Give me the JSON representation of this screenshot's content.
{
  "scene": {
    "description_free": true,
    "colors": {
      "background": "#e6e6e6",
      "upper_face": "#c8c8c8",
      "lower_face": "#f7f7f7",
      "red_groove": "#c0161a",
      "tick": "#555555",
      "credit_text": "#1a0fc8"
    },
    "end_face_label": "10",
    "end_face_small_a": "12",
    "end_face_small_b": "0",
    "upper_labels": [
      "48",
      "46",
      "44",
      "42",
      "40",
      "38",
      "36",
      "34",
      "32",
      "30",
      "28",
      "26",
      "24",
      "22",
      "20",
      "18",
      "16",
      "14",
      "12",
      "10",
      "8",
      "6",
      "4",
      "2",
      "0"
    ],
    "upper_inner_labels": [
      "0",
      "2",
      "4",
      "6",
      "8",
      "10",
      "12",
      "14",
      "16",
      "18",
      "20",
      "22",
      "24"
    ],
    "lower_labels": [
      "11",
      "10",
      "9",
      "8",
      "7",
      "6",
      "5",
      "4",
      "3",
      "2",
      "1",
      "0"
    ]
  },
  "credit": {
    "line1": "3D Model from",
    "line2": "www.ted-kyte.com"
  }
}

=====

What this task involves
Reproduce the material above without altering a single character.

Output
Give me the JSON representation of this screenshot's content.
{
  "scene": {
    "description_free": true,
    "colors": {
      "background": "#e6e6e6",
      "upper_face": "#c8c8c8",
      "lower_face": "#f7f7f7",
      "red_groove": "#c0161a",
      "tick": "#555555",
      "credit_text": "#1a0fc8"
    },
    "end_face_label": "10",
    "end_face_small_a": "12",
    "end_face_small_b": "0",
    "upper_labels": [
      "48",
      "46",
      "44",
      "42",
      "40",
      "38",
      "36",
      "34",
      "32",
      "30",
      "28",
      "26",
      "24",
      "22",
      "20",
      "18",
      "16",
      "14",
      "12",
      "10",
      "8",
      "6",
      "4",
      "2",
      "0"
    ],
    "upper_inner_labels": [
      "0",
      "2",
      "4",
      "6",
      "8",
      "10",
      "12",
      "14",
      "16",
      "18",
      "20",
      "22",
      "24"
    ],
    "lower_labels": [
      "11",
      "10",
      "9",
      "8",
      "7",
      "6",
      "5",
      "4",
      "3",
      "2",
      "1",
      "0"
    ]
  },
  "credit": {
    "line1": "3D Model from",
    "line2": "www.ted-kyte.com"
  }
}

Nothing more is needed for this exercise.